Instructions to follow:
What follows is a set of records; restate each one word for word and drop the pictures.

[Figure content listings]
*-*-*
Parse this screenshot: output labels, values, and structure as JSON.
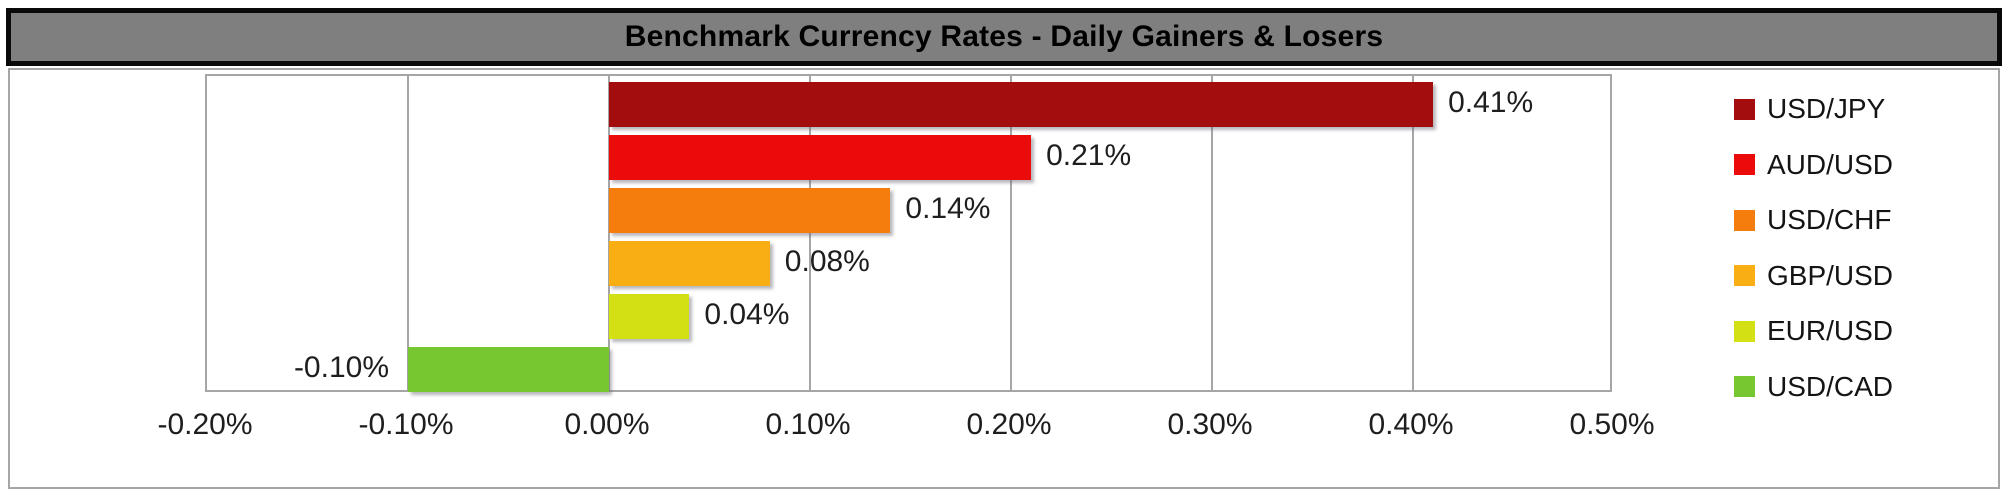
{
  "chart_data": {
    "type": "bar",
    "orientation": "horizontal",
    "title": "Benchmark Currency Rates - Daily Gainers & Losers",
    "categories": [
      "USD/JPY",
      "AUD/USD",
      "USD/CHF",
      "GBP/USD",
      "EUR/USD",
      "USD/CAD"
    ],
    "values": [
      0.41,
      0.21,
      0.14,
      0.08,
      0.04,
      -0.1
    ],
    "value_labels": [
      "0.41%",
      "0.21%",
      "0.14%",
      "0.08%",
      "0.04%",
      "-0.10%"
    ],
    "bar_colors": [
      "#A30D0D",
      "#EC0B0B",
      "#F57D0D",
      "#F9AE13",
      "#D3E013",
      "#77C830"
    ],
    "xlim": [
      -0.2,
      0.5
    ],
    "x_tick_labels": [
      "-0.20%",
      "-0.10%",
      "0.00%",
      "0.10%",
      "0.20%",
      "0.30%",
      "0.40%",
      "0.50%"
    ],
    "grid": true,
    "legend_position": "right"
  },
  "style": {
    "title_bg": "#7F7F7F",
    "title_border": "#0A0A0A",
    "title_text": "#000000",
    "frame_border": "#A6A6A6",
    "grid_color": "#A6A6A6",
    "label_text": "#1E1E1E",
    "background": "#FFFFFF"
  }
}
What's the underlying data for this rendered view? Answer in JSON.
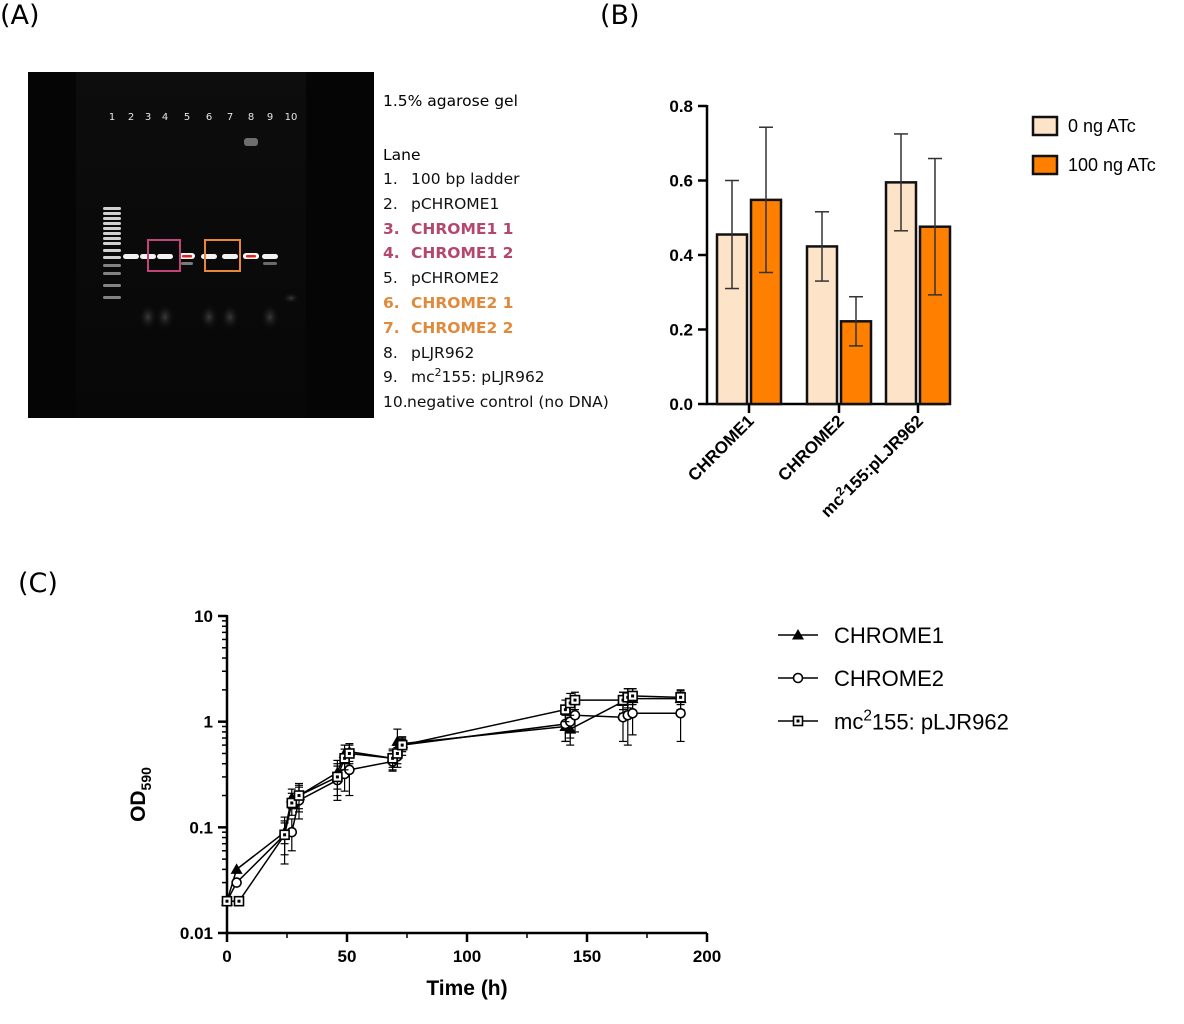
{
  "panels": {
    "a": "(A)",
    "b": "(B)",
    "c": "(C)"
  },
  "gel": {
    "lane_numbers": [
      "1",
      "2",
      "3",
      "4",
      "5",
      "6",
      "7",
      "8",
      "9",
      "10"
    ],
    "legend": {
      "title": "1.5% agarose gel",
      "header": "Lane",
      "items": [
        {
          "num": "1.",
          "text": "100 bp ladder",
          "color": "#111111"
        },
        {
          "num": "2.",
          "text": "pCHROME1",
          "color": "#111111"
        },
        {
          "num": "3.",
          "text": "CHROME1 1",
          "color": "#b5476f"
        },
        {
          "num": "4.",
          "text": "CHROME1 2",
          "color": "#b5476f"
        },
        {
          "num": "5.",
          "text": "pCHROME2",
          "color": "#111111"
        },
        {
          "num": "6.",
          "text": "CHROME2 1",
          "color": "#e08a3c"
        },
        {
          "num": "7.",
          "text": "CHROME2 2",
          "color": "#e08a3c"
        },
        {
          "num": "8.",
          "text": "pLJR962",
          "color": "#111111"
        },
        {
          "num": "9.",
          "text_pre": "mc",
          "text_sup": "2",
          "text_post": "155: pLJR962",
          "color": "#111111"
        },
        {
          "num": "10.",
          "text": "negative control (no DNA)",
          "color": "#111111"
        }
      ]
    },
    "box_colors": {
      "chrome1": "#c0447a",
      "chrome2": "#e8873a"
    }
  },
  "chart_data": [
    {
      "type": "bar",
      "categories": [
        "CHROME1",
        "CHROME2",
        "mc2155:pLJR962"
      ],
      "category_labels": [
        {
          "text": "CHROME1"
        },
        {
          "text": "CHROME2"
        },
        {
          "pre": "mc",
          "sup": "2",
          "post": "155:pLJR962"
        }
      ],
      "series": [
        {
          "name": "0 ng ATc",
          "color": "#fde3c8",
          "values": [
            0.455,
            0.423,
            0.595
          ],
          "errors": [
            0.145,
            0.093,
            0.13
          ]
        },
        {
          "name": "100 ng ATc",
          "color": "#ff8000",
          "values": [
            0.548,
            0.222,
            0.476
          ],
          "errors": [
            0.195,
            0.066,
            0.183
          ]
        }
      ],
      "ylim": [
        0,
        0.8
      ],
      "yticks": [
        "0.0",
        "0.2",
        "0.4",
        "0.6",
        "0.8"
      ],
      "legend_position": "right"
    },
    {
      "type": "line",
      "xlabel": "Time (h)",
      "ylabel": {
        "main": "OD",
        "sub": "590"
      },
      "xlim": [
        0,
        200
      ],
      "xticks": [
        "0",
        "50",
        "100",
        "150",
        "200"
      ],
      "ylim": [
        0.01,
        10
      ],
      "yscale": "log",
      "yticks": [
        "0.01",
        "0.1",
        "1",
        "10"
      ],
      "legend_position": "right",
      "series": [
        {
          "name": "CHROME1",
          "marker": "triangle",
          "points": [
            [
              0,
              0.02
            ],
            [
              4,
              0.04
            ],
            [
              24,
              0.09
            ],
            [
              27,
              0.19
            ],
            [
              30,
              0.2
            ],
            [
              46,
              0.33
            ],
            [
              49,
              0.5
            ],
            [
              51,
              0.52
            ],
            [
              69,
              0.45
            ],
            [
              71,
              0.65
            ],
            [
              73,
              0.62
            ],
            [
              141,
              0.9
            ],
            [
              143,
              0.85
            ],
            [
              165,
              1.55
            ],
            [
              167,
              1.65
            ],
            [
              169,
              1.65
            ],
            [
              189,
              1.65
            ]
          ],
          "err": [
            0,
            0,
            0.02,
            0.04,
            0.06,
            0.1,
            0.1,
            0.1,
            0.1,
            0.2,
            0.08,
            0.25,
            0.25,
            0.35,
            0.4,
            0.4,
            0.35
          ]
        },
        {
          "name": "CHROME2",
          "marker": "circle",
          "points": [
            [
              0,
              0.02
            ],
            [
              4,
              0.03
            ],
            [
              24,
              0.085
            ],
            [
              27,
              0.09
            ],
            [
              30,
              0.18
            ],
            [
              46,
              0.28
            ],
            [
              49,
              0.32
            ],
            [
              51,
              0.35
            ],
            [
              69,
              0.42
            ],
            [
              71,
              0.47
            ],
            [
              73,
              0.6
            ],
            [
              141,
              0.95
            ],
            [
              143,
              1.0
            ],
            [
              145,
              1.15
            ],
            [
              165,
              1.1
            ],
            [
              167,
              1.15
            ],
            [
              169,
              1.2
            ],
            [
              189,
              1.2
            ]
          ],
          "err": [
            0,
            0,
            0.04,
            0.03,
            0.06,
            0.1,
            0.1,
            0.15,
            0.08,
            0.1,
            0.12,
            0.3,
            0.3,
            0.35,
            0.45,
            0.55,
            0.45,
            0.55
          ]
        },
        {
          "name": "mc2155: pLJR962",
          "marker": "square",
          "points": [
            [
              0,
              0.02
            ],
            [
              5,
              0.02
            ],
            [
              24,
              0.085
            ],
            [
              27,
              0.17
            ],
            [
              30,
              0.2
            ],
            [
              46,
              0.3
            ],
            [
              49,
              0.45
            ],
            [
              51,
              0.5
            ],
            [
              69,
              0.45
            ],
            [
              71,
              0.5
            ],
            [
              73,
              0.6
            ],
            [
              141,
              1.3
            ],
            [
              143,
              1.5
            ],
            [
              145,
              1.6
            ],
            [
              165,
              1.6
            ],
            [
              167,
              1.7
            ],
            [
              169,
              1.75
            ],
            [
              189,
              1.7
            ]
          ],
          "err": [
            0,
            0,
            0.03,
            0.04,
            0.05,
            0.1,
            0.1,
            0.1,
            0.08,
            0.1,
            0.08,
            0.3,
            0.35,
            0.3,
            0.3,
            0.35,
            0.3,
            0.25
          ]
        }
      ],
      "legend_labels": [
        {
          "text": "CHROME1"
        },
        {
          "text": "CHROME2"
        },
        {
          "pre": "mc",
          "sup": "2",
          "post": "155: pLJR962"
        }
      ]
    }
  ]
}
*-*-*
Answer for this exercise:
Parse this screenshot: output labels, values, and structure as JSON.
{
  "chart_data": {
    "type": "bar",
    "orientation": "horizontal",
    "title": "Benchmark Currency Rates - Daily Gainers & Losers",
    "categories": [
      "USD/JPY",
      "AUD/USD",
      "USD/CHF",
      "GBP/USD",
      "EUR/USD",
      "USD/CAD"
    ],
    "values": [
      0.41,
      0.21,
      0.14,
      0.08,
      0.04,
      -0.1
    ],
    "value_labels": [
      "0.41%",
      "0.21%",
      "0.14%",
      "0.08%",
      "0.04%",
      "-0.10%"
    ],
    "bar_colors": [
      "#A30D0D",
      "#EC0B0B",
      "#F57D0D",
      "#F9AE13",
      "#D3E013",
      "#77C830"
    ],
    "xlim": [
      -0.2,
      0.5
    ],
    "x_tick_labels": [
      "-0.20%",
      "-0.10%",
      "0.00%",
      "0.10%",
      "0.20%",
      "0.30%",
      "0.40%",
      "0.50%"
    ],
    "grid": true,
    "legend_position": "right"
  },
  "style": {
    "title_bg": "#7F7F7F",
    "title_border": "#0A0A0A",
    "title_text": "#000000",
    "frame_border": "#A6A6A6",
    "grid_color": "#A6A6A6",
    "label_text": "#1E1E1E",
    "background": "#FFFFFF"
  }
}
What's the underlying data for this rendered view? Answer in JSON.
{
  "panels": {
    "a": "(A)",
    "b": "(B)",
    "c": "(C)"
  },
  "gel": {
    "lane_numbers": [
      "1",
      "2",
      "3",
      "4",
      "5",
      "6",
      "7",
      "8",
      "9",
      "10"
    ],
    "legend": {
      "title": "1.5% agarose gel",
      "header": "Lane",
      "items": [
        {
          "num": "1.",
          "text": "100 bp ladder",
          "color": "#111111"
        },
        {
          "num": "2.",
          "text": "pCHROME1",
          "color": "#111111"
        },
        {
          "num": "3.",
          "text": "CHROME1 1",
          "color": "#b5476f"
        },
        {
          "num": "4.",
          "text": "CHROME1 2",
          "color": "#b5476f"
        },
        {
          "num": "5.",
          "text": "pCHROME2",
          "color": "#111111"
        },
        {
          "num": "6.",
          "text": "CHROME2 1",
          "color": "#e08a3c"
        },
        {
          "num": "7.",
          "text": "CHROME2 2",
          "color": "#e08a3c"
        },
        {
          "num": "8.",
          "text": "pLJR962",
          "color": "#111111"
        },
        {
          "num": "9.",
          "text_pre": "mc",
          "text_sup": "2",
          "text_post": "155: pLJR962",
          "color": "#111111"
        },
        {
          "num": "10.",
          "text": "negative control (no DNA)",
          "color": "#111111"
        }
      ]
    },
    "box_colors": {
      "chrome1": "#c0447a",
      "chrome2": "#e8873a"
    }
  },
  "chart_data": [
    {
      "type": "bar",
      "categories": [
        "CHROME1",
        "CHROME2",
        "mc2155:pLJR962"
      ],
      "category_labels": [
        {
          "text": "CHROME1"
        },
        {
          "text": "CHROME2"
        },
        {
          "pre": "mc",
          "sup": "2",
          "post": "155:pLJR962"
        }
      ],
      "series": [
        {
          "name": "0 ng ATc",
          "color": "#fde3c8",
          "values": [
            0.455,
            0.423,
            0.595
          ],
          "errors": [
            0.145,
            0.093,
            0.13
          ]
        },
        {
          "name": "100 ng ATc",
          "color": "#ff8000",
          "values": [
            0.548,
            0.222,
            0.476
          ],
          "errors": [
            0.195,
            0.066,
            0.183
          ]
        }
      ],
      "ylim": [
        0,
        0.8
      ],
      "yticks": [
        "0.0",
        "0.2",
        "0.4",
        "0.6",
        "0.8"
      ],
      "legend_position": "right"
    },
    {
      "type": "line",
      "xlabel": "Time (h)",
      "ylabel": {
        "main": "OD",
        "sub": "590"
      },
      "xlim": [
        0,
        200
      ],
      "xticks": [
        "0",
        "50",
        "100",
        "150",
        "200"
      ],
      "ylim": [
        0.01,
        10
      ],
      "yscale": "log",
      "yticks": [
        "0.01",
        "0.1",
        "1",
        "10"
      ],
      "legend_position": "right",
      "series": [
        {
          "name": "CHROME1",
          "marker": "triangle",
          "points": [
            [
              0,
              0.02
            ],
            [
              4,
              0.04
            ],
            [
              24,
              0.09
            ],
            [
              27,
              0.19
            ],
            [
              30,
              0.2
            ],
            [
              46,
              0.33
            ],
            [
              49,
              0.5
            ],
            [
              51,
              0.52
            ],
            [
              69,
              0.45
            ],
            [
              71,
              0.65
            ],
            [
              73,
              0.62
            ],
            [
              141,
              0.9
            ],
            [
              143,
              0.85
            ],
            [
              165,
              1.55
            ],
            [
              167,
              1.65
            ],
            [
              169,
              1.65
            ],
            [
              189,
              1.65
            ]
          ],
          "err": [
            0,
            0,
            0.02,
            0.04,
            0.06,
            0.1,
            0.1,
            0.1,
            0.1,
            0.2,
            0.08,
            0.25,
            0.25,
            0.35,
            0.4,
            0.4,
            0.35
          ]
        },
        {
          "name": "CHROME2",
          "marker": "circle",
          "points": [
            [
              0,
              0.02
            ],
            [
              4,
              0.03
            ],
            [
              24,
              0.085
            ],
            [
              27,
              0.09
            ],
            [
              30,
              0.18
            ],
            [
              46,
              0.28
            ],
            [
              49,
              0.32
            ],
            [
              51,
              0.35
            ],
            [
              69,
              0.42
            ],
            [
              71,
              0.47
            ],
            [
              73,
              0.6
            ],
            [
              141,
              0.95
            ],
            [
              143,
              1.0
            ],
            [
              145,
              1.15
            ],
            [
              165,
              1.1
            ],
            [
              167,
              1.15
            ],
            [
              169,
              1.2
            ],
            [
              189,
              1.2
            ]
          ],
          "err": [
            0,
            0,
            0.04,
            0.03,
            0.06,
            0.1,
            0.1,
            0.15,
            0.08,
            0.1,
            0.12,
            0.3,
            0.3,
            0.35,
            0.45,
            0.55,
            0.45,
            0.55
          ]
        },
        {
          "name": "mc2155: pLJR962",
          "marker": "square",
          "points": [
            [
              0,
              0.02
            ],
            [
              5,
              0.02
            ],
            [
              24,
              0.085
            ],
            [
              27,
              0.17
            ],
            [
              30,
              0.2
            ],
            [
              46,
              0.3
            ],
            [
              49,
              0.45
            ],
            [
              51,
              0.5
            ],
            [
              69,
              0.45
            ],
            [
              71,
              0.5
            ],
            [
              73,
              0.6
            ],
            [
              141,
              1.3
            ],
            [
              143,
              1.5
            ],
            [
              145,
              1.6
            ],
            [
              165,
              1.6
            ],
            [
              167,
              1.7
            ],
            [
              169,
              1.75
            ],
            [
              189,
              1.7
            ]
          ],
          "err": [
            0,
            0,
            0.03,
            0.04,
            0.05,
            0.1,
            0.1,
            0.1,
            0.08,
            0.1,
            0.08,
            0.3,
            0.35,
            0.3,
            0.3,
            0.35,
            0.3,
            0.25
          ]
        }
      ],
      "legend_labels": [
        {
          "text": "CHROME1"
        },
        {
          "text": "CHROME2"
        },
        {
          "pre": "mc",
          "sup": "2",
          "post": "155: pLJR962"
        }
      ]
    }
  ]
}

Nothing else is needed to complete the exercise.